**What to work on**
**A.** Using the message on FFM API string support below, decide whether each statement agrees with it, answering yes or no and quoting the words that settle it. (i) Before this patch, the FFM API supported only UTF-8 encoding for strings. (ii) The patch supports any charset that a charset encoder/decoder can handle. (iii) The renamed methods keep their `Utf8` suffix.
**B.** Summarize the message on FFM API string support below in two sentences.

[foreign-memaccess+abi] RFR: 8308858: FFM API and strings [v2]

Thu Jun 8 10:17:15 UTC 2023

On Wed, 7 Jun 2023 14:56:17 GMT, Maurizio Cimadamore <mcimadamore at openjdk.org> wrote:

>> This patch is an attempt to generalize string support in FFM API. Currently we only support UTF-8 encoding for strings. While this is a sensible default, on Windows strings are often encoded as wide strings, using UTF-16, so it would be nice to support more charsets.
>> 
>> As a result, this patch adds a Charset-accepting variant to `MemorySegment::getString`, `MemorySegment::setString` and `MemorySegment::allocateString` (the methods have also been renamed to drop their `Utf8` suffix).
>> 
>> However, not all charsets can be supported. In fact, we only support the charsets defined in the StandardCharset class. While we tried to use charset encoder/decoder to support *any* charset, it seems like the charset interface is too general, and there is no guarantee that what will come out would be interoperable with a null C string.

**Data**

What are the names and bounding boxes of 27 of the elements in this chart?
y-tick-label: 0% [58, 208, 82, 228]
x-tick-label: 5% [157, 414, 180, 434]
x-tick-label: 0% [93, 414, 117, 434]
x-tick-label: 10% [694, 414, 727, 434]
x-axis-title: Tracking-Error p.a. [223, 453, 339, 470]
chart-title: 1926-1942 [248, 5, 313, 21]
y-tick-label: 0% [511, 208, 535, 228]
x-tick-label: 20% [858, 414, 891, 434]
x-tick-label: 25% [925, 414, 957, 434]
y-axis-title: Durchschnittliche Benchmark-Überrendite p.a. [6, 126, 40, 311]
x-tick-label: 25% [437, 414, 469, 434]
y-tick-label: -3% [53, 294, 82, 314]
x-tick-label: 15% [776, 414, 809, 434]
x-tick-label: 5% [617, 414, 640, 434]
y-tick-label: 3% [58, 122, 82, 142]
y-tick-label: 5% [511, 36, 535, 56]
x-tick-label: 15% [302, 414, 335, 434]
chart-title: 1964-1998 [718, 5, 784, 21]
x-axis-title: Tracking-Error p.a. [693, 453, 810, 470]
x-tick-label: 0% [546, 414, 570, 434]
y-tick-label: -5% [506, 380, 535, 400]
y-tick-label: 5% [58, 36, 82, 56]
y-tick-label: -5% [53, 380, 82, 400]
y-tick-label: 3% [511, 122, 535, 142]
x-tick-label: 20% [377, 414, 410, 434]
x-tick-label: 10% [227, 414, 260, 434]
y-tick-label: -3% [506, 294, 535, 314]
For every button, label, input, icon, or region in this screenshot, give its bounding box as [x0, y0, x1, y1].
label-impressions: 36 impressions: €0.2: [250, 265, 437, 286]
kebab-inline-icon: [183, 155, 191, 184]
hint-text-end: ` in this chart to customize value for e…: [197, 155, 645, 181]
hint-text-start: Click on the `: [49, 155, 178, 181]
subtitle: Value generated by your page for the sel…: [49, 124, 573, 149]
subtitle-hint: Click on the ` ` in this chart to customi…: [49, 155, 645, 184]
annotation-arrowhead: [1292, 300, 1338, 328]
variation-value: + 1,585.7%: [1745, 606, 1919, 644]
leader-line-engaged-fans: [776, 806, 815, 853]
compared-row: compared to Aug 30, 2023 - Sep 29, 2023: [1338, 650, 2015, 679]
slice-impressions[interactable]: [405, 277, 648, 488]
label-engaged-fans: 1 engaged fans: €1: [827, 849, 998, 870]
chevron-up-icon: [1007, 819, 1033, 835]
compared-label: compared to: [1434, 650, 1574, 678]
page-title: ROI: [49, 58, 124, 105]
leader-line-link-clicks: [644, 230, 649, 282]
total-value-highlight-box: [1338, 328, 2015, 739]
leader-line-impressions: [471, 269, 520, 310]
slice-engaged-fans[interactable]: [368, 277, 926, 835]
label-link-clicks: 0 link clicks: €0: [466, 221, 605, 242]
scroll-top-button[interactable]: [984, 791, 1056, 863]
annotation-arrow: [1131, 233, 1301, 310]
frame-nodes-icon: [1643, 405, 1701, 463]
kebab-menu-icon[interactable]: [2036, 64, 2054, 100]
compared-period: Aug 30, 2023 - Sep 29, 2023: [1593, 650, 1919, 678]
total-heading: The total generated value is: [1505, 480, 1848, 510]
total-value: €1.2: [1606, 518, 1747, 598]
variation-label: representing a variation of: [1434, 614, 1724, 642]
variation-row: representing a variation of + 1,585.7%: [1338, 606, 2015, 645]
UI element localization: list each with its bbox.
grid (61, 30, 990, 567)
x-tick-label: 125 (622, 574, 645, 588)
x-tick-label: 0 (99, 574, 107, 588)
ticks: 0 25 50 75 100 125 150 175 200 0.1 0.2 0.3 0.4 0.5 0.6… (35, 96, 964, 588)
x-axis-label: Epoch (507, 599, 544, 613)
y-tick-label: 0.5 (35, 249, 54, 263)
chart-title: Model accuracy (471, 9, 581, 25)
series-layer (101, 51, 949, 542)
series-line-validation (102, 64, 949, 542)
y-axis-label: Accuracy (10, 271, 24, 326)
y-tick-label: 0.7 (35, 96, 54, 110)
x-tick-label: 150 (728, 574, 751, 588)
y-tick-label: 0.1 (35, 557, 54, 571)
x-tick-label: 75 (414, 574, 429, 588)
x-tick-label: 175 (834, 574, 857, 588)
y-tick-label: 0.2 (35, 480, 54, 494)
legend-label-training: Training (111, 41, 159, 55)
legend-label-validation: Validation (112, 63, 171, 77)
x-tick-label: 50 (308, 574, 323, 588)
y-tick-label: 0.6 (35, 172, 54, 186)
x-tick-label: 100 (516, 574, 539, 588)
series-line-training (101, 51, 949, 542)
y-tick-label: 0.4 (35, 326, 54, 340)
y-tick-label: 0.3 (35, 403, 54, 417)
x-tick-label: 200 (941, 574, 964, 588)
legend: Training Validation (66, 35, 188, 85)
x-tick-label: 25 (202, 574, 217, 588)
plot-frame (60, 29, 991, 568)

**Outputs for the tasks**
**A.**
(i) Yes: "Currently we only support UTF-8 encoding for strings."
(ii) No: "we only support the charsets defined in the StandardCharset class."
(iii) No: "the methods have also been renamed to drop their `Utf8` suffix"

**B.** The patch generalizes string support in the FFM API, which currently handles only UTF-8, by adding Charset-accepting variants of `MemorySegment::getString`, `MemorySegment::setString` and `MemorySegment::allocateString` and renaming these methods to drop their `Utf8` suffix, partly because Windows often encodes strings as UTF-16 wide strings. Only the charsets defined in the StandardCharset class are supported, since the charset interface appears too general to guarantee output that is interoperable with a null C string.